## Задание A
Выпишите без изменений записи от самого их начала до строки с «plot-frame [59,56,571,327]» включительно.

--------------------------------------------------

# Кнопочный аккордеон Weltmeister



## ivankarpovich (11 Ноя 2015)

Прислали товарищу новый инструмент, он открыл и принёс мне. Я был удивлён, т.к. расположение в правой клавиатуре совершенно другое. Да и мне такого встречать не приходилось. Что это ?


----------



## vev (11 Ноя 2015)

А разве это не С-гриф?


----------



## ivankarpovich (11 Ноя 2015)

А как его переделать?


----------



## vev (11 Ноя 2015)

ivankarpovich писал:


> А как его переделать?


Да как бы это полегче сказать?...
Овчинка выделки не стоит. Геморроя будет много, а толку никакого. Ради дешевого ученического Вельта думаю это будет нерентабельно


----------



## ivankarpovich (11 Ноя 2015)

И я того же мнения,а товарищ расстроился и что теперь с ним делать не знает.Инструмент новый, в упаковке


----------



## vev (11 Ноя 2015)

ivankarpovich писал:


> И я того же мнения,а товарищ расстроился и что теперь с ним делать не знает.Инструмент новый, в упаковке


Освоит С-гриф. Здесь такая штука мало кому приглянется ИМХО. Ну или вести переговоры с продавцом, возвращать назад


----------



## ivankarpovich (11 Ноя 2015)

vev писал:


> Освоит С-гриф. Здесь такая штука мало кому приглянется ИМХО. Ну или вести переговоры с продавцом, возвращать назад


Я посоветовал ему тоже самое.Повезёт инструмент назад а Питер. 
Спасибо!


----------



## ivankarpovich (6 Дек 2015)

--------------------------------------------------

## Задание B
Приведите отрезок обсуждения аккордеона Weltmeister от слов «Прислали товарищу новый» до слов «это не С-гриф?», заменив в нем «инструмент» на «аккордеон».

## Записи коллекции
--------------------------------------------------

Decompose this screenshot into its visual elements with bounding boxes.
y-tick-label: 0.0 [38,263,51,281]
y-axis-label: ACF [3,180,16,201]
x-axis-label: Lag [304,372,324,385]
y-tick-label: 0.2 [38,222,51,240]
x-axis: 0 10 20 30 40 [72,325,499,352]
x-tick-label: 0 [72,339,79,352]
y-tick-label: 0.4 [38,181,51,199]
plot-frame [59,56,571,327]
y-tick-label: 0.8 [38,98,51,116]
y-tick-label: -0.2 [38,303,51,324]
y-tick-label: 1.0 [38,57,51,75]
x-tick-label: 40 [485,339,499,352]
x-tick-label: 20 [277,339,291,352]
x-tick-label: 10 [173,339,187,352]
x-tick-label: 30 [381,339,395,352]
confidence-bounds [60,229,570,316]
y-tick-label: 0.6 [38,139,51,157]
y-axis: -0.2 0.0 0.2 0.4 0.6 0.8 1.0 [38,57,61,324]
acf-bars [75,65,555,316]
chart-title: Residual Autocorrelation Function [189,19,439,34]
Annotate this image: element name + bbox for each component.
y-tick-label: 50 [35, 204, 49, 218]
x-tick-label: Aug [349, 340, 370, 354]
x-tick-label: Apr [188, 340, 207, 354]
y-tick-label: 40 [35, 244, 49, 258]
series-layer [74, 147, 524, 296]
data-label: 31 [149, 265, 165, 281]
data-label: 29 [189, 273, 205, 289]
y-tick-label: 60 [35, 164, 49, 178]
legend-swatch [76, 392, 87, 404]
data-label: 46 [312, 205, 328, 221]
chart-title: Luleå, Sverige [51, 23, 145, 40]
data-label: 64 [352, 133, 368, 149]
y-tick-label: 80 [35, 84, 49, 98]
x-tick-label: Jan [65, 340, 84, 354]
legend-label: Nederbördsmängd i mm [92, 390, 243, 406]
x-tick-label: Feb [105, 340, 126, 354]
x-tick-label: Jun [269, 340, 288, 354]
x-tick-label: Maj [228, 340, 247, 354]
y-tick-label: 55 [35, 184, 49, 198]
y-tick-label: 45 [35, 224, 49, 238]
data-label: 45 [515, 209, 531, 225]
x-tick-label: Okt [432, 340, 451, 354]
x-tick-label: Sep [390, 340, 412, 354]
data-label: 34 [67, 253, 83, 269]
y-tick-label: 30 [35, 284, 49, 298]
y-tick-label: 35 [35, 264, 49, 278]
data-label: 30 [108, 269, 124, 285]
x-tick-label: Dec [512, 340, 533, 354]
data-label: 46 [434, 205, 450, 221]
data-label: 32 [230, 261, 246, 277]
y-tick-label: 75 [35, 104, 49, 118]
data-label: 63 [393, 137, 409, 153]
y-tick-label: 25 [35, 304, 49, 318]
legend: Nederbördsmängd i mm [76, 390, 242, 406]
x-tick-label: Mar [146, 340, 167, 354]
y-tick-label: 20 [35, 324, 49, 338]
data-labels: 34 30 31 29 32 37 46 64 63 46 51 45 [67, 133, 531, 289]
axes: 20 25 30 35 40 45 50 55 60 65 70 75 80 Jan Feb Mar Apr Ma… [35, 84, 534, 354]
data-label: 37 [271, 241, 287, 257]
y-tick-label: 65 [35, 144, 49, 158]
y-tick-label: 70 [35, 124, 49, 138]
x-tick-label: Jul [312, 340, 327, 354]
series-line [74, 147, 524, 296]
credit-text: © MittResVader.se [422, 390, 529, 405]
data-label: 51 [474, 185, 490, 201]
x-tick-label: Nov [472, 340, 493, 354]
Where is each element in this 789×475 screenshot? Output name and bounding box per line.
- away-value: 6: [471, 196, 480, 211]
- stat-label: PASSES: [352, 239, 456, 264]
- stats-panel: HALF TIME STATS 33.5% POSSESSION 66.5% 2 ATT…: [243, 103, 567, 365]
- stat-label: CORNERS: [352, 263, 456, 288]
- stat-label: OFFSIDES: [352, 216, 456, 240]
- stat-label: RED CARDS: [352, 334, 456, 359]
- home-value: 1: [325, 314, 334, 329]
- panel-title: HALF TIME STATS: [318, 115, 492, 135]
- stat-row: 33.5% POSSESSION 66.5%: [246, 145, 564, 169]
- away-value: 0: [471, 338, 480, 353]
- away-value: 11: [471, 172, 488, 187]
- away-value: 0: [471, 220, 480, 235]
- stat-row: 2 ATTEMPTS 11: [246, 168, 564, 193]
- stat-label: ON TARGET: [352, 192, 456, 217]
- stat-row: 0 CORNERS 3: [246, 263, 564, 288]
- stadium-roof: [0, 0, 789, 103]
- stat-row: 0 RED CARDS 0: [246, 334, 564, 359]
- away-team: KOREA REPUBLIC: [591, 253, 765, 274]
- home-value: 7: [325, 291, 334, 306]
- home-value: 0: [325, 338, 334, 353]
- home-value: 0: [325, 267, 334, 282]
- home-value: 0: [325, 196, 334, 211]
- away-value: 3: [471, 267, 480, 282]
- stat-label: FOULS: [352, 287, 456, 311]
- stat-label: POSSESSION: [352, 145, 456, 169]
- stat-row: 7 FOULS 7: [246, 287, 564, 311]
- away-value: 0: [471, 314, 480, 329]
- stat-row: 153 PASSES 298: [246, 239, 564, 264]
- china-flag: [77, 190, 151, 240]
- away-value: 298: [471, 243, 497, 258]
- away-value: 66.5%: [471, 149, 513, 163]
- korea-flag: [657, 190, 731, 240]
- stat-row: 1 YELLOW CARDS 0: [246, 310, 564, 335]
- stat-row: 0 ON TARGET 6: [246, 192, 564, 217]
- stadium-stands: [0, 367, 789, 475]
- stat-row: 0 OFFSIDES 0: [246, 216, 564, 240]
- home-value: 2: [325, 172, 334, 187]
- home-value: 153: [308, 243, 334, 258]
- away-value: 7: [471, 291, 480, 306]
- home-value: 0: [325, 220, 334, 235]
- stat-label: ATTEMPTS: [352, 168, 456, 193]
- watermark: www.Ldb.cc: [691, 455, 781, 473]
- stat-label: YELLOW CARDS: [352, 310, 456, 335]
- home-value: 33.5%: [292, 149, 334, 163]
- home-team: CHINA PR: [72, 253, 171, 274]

--------------------------------------------------

## Верный ответ A
Decompose this screenshot into its visual elements with bounding boxes.
y-tick-label: 0.0 [38,263,51,281]
y-axis-label: ACF [3,180,16,201]
x-axis-label: Lag [304,372,324,385]
y-tick-label: 0.2 [38,222,51,240]
x-axis: 0 10 20 30 40 [72,325,499,352]
x-tick-label: 0 [72,339,79,352]
y-tick-label: 0.4 [38,181,51,199]
plot-frame [59,56,571,327]

## Верный ответ B
Прислали товарищу новый аккордеон, он открыл и принёс мне. Я был удивлён, т.к. расположение в правой клавиатуре совершенно другое. Да и мне такого встречать не приходилось. Что это ?


----------



## vev (11 Ноя 2015)

А разве это не С-гриф?